- **Set task**:
Check every line below for the string "name", and copy the lines that contain it.

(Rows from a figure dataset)
· · · ·

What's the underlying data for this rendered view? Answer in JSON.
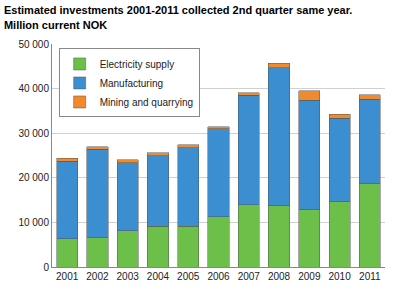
{
  "chart_data": {
    "type": "bar",
    "title": "Estimated investments 2001-2011 collected 2nd quarter same year.",
    "subtitle": "Million current NOK",
    "stacked": true,
    "grid": true,
    "legend": "top-left",
    "categories": [
      "2001",
      "2002",
      "2003",
      "2004",
      "2005",
      "2006",
      "2007",
      "2008",
      "2009",
      "2010",
      "2011"
    ],
    "series": [
      {
        "name": "Electricity supply",
        "color": "#6cc04a",
        "values": [
          6300,
          6600,
          8100,
          9100,
          9100,
          11300,
          14000,
          13800,
          13000,
          14700,
          18700
        ]
      },
      {
        "name": "Manufacturing",
        "color": "#3b8fd1",
        "values": [
          17400,
          19800,
          15300,
          15800,
          17600,
          19700,
          24500,
          30900,
          24400,
          18600,
          18900
        ]
      },
      {
        "name": "Mining and quarrying",
        "color": "#f28a2b",
        "values": [
          700,
          600,
          600,
          700,
          700,
          400,
          600,
          1000,
          2100,
          1000,
          1000
        ]
      }
    ],
    "ylim": [
      0,
      50000
    ],
    "yticks": [
      0,
      {
        "value": 10000,
        "label": "10 000"
      },
      {
        "value": 20000,
        "label": "20 000"
      },
      {
        "value": 30000,
        "label": "30 000"
      },
      {
        "value": 40000,
        "label": "40 000"
      },
      {
        "value": 50000,
        "label": "50 000"
      }
    ]
  }
}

· · · ·

- **Task result**:
        "name": "Electricity supply",
        "name": "Manufacturing",
        "name": "Mining and quarrying",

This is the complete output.